● What is required
Transcribe the records that follow in their entirety, omitting any pictures.
## Start Data section
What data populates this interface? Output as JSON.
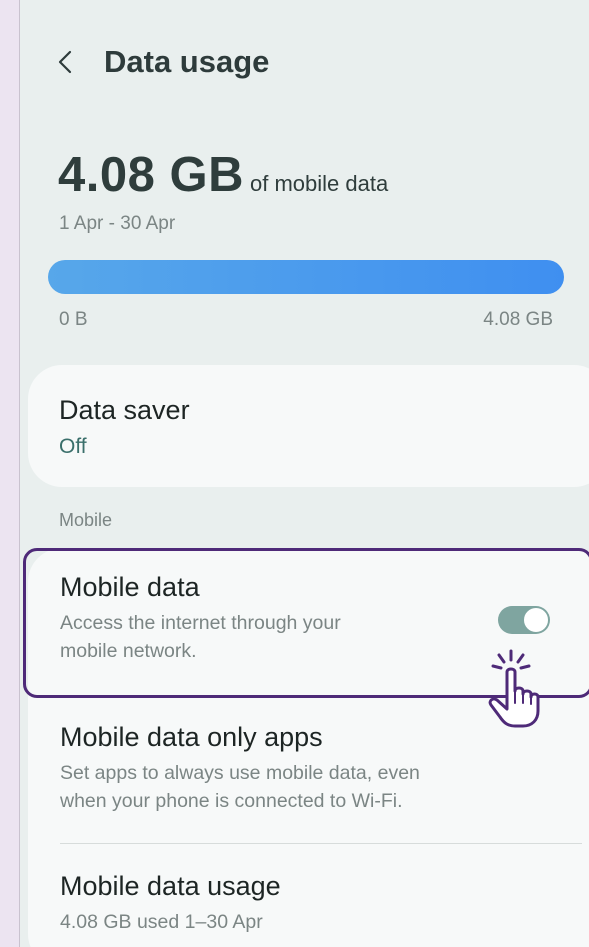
{
  "header": {
    "title": "Data usage",
    "back_icon": "chevron-left-icon"
  },
  "usage": {
    "amount": "4.08 GB",
    "suffix": "of mobile data",
    "period": "1 Apr - 30 Apr",
    "bar_fill_fraction": 1.0,
    "range_start": "0 B",
    "range_end": "4.08 GB"
  },
  "data_saver": {
    "title": "Data saver",
    "status": "Off"
  },
  "section_mobile": "Mobile",
  "mobile_data": {
    "title": "Mobile data",
    "subtitle_line1": "Access the internet through your",
    "subtitle_line2": "mobile network.",
    "toggle_on": true
  },
  "mobile_data_only_apps": {
    "title": "Mobile data only apps",
    "subtitle_line1": "Set apps to always use mobile data, even",
    "subtitle_line2": "when your phone is connected to Wi-Fi."
  },
  "mobile_data_usage": {
    "title": "Mobile data usage",
    "subtitle": "4.08 GB used 1–30 Apr"
  },
  "colors": {
    "accent": "#4e2a78",
    "progress_bar": "#3f8ff0",
    "toggle_on": "#7fa5a0",
    "status_text": "#3a6f6b"
  },
  "icons": {
    "tap_cursor": "pointing-hand-icon"
  }
}
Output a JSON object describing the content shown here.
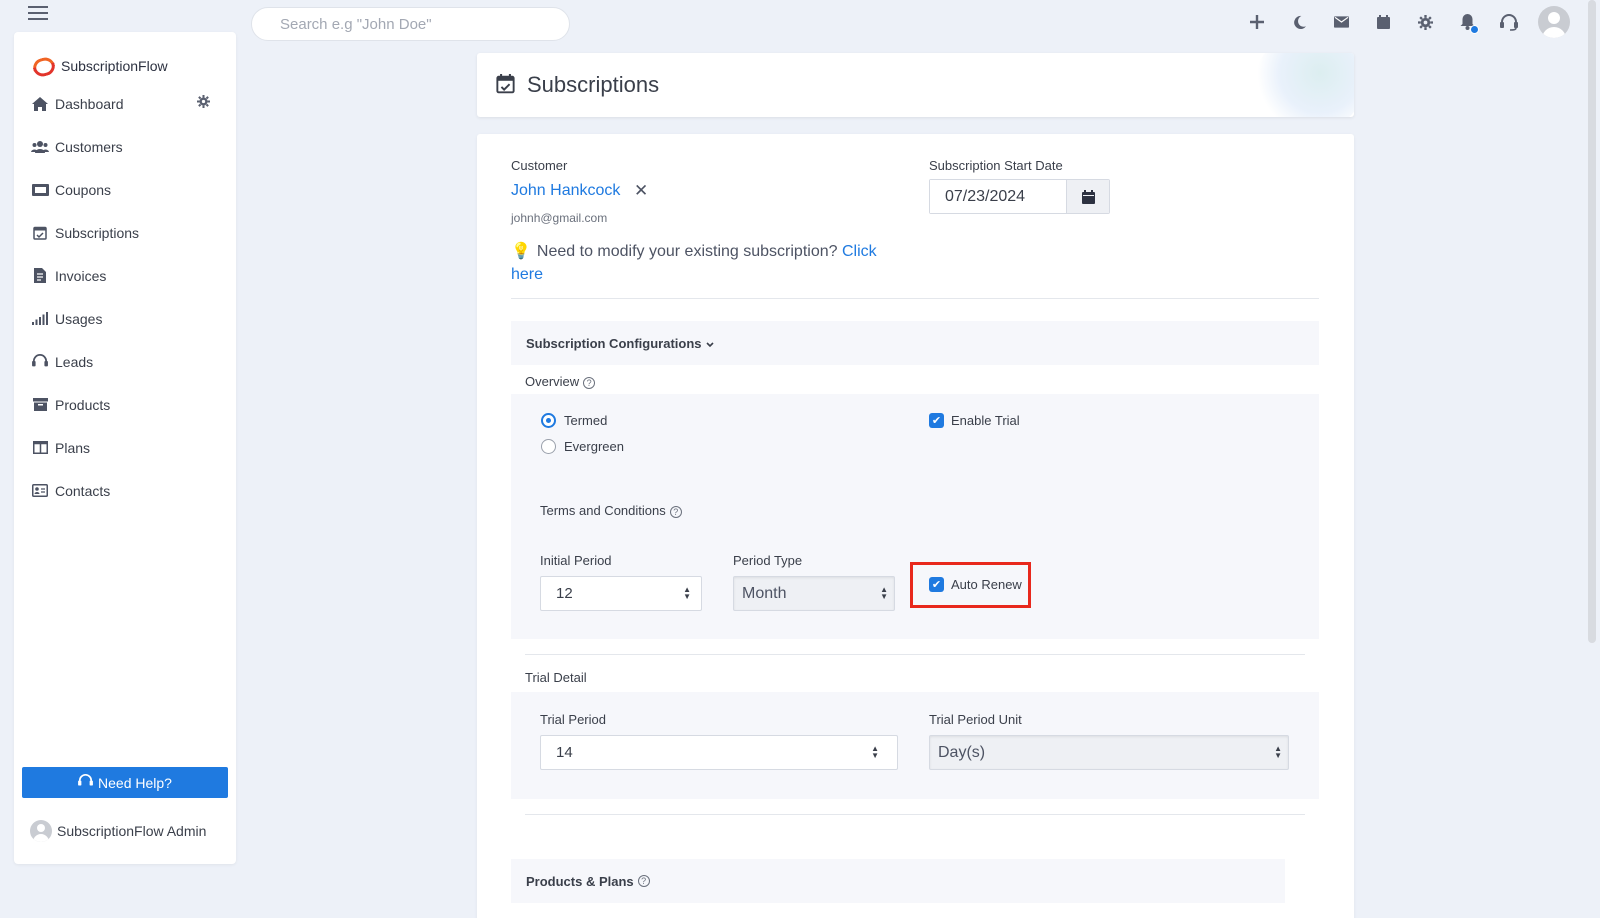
{
  "topbar": {
    "search_placeholder": "Search e.g \"John Doe\"",
    "icons": [
      "plus-icon",
      "moon-icon",
      "mail-icon",
      "calendar-icon",
      "gear-icon",
      "bell-icon",
      "headset-icon",
      "user-avatar"
    ],
    "notification_dot_color": "#1f7ae0"
  },
  "sidebar": {
    "brand": "SubscriptionFlow",
    "items": [
      {
        "label": "Dashboard",
        "icon": "home-icon"
      },
      {
        "label": "Customers",
        "icon": "users-icon"
      },
      {
        "label": "Coupons",
        "icon": "ticket-icon"
      },
      {
        "label": "Subscriptions",
        "icon": "calendar-check-icon"
      },
      {
        "label": "Invoices",
        "icon": "invoice-icon"
      },
      {
        "label": "Usages",
        "icon": "bars-icon"
      },
      {
        "label": "Leads",
        "icon": "headset-icon"
      },
      {
        "label": "Products",
        "icon": "archive-icon"
      },
      {
        "label": "Plans",
        "icon": "columns-icon"
      },
      {
        "label": "Contacts",
        "icon": "contact-card-icon"
      }
    ],
    "help_label": "Need Help?",
    "admin_name": "SubscriptionFlow Admin"
  },
  "page": {
    "title": "Subscriptions"
  },
  "form": {
    "customer_label": "Customer",
    "customer_name": "John Hankcock",
    "customer_email": "johnh@gmail.com",
    "modify_text": "Need to modify your existing subscription?",
    "modify_link": "Click here",
    "start_date_label": "Subscription Start Date",
    "start_date_value": "07/23/2024",
    "config_title": "Subscription Configurations",
    "overview_label": "Overview",
    "term_options": [
      {
        "label": "Termed",
        "selected": true
      },
      {
        "label": "Evergreen",
        "selected": false
      }
    ],
    "enable_trial_label": "Enable Trial",
    "enable_trial_checked": true,
    "terms_label": "Terms and Conditions",
    "initial_period_label": "Initial Period",
    "initial_period_value": "12",
    "period_type_label": "Period Type",
    "period_type_value": "Month",
    "auto_renew_label": "Auto Renew",
    "auto_renew_checked": true,
    "trial_detail_label": "Trial Detail",
    "trial_period_label": "Trial Period",
    "trial_period_value": "14",
    "trial_unit_label": "Trial Period Unit",
    "trial_unit_value": "Day(s)",
    "products_plans_label": "Products & Plans"
  },
  "colors": {
    "accent": "#1f7ae0",
    "highlight": "#e8281c",
    "background": "#edf1f8"
  }
}
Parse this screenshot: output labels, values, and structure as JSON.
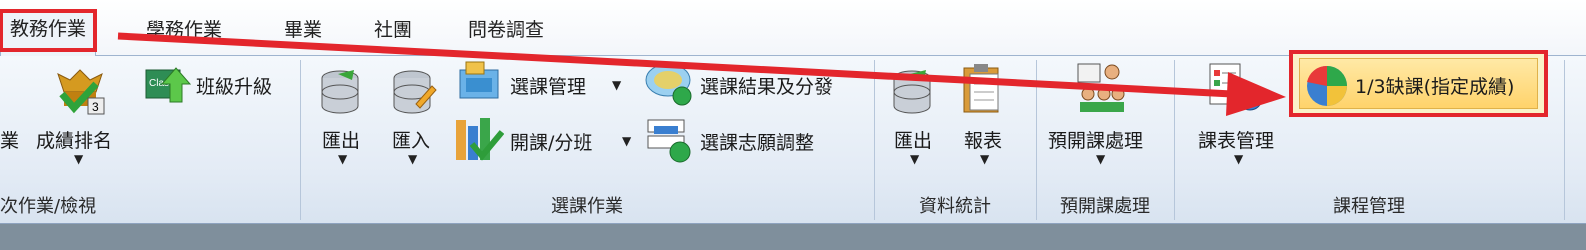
## End Data section
● Task solution
What data populates this interface? Output as JSON.
{
  "header": {
    "title": "Data usage",
    "back_icon": "chevron-left-icon"
  },
  "usage": {
    "amount": "4.08 GB",
    "suffix": "of mobile data",
    "period": "1 Apr - 30 Apr",
    "bar_fill_fraction": 1.0,
    "range_start": "0 B",
    "range_end": "4.08 GB"
  },
  "data_saver": {
    "title": "Data saver",
    "status": "Off"
  },
  "section_mobile": "Mobile",
  "mobile_data": {
    "title": "Mobile data",
    "subtitle_line1": "Access the internet through your",
    "subtitle_line2": "mobile network.",
    "toggle_on": true
  },
  "mobile_data_only_apps": {
    "title": "Mobile data only apps",
    "subtitle_line1": "Set apps to always use mobile data, even",
    "subtitle_line2": "when your phone is connected to Wi-Fi."
  },
  "mobile_data_usage": {
    "title": "Mobile data usage",
    "subtitle": "4.08 GB used 1–30 Apr"
  },
  "colors": {
    "accent": "#4e2a78",
    "progress_bar": "#3f8ff0",
    "toggle_on": "#7fa5a0",
    "status_text": "#3a6f6b"
  },
  "icons": {
    "tap_cursor": "pointing-hand-icon"
  }
}
Output a JSON object describing the content shown here.
{
  "topbar": {
    "search_placeholder": "Search e.g \"John Doe\"",
    "icons": [
      "plus-icon",
      "moon-icon",
      "mail-icon",
      "calendar-icon",
      "gear-icon",
      "bell-icon",
      "headset-icon",
      "user-avatar"
    ],
    "notification_dot_color": "#1f7ae0"
  },
  "sidebar": {
    "brand": "SubscriptionFlow",
    "items": [
      {
        "label": "Dashboard",
        "icon": "home-icon"
      },
      {
        "label": "Customers",
        "icon": "users-icon"
      },
      {
        "label": "Coupons",
        "icon": "ticket-icon"
      },
      {
        "label": "Subscriptions",
        "icon": "calendar-check-icon"
      },
      {
        "label": "Invoices",
        "icon": "invoice-icon"
      },
      {
        "label": "Usages",
        "icon": "bars-icon"
      },
      {
        "label": "Leads",
        "icon": "headset-icon"
      },
      {
        "label": "Products",
        "icon": "archive-icon"
      },
      {
        "label": "Plans",
        "icon": "columns-icon"
      },
      {
        "label": "Contacts",
        "icon": "contact-card-icon"
      }
    ],
    "help_label": "Need Help?",
    "admin_name": "SubscriptionFlow Admin"
  },
  "page": {
    "title": "Subscriptions"
  },
  "form": {
    "customer_label": "Customer",
    "customer_name": "John Hankcock",
    "customer_email": "johnh@gmail.com",
    "modify_text": "Need to modify your existing subscription?",
    "modify_link": "Click here",
    "start_date_label": "Subscription Start Date",
    "start_date_value": "07/23/2024",
    "config_title": "Subscription Configurations",
    "overview_label": "Overview",
    "term_options": [
      {
        "label": "Termed",
        "selected": true
      },
      {
        "label": "Evergreen",
        "selected": false
      }
    ],
    "enable_trial_label": "Enable Trial",
    "enable_trial_checked": true,
    "terms_label": "Terms and Conditions",
    "initial_period_label": "Initial Period",
    "initial_period_value": "12",
    "period_type_label": "Period Type",
    "period_type_value": "Month",
    "auto_renew_label": "Auto Renew",
    "auto_renew_checked": true,
    "trial_detail_label": "Trial Detail",
    "trial_period_label": "Trial Period",
    "trial_period_value": "14",
    "trial_unit_label": "Trial Period Unit",
    "trial_unit_value": "Day(s)",
    "products_plans_label": "Products & Plans"
  },
  "colors": {
    "accent": "#1f7ae0",
    "highlight": "#e8281c",
    "background": "#edf1f8"
  }
}
Parse this screenshot: output labels, values, and structure as JSON.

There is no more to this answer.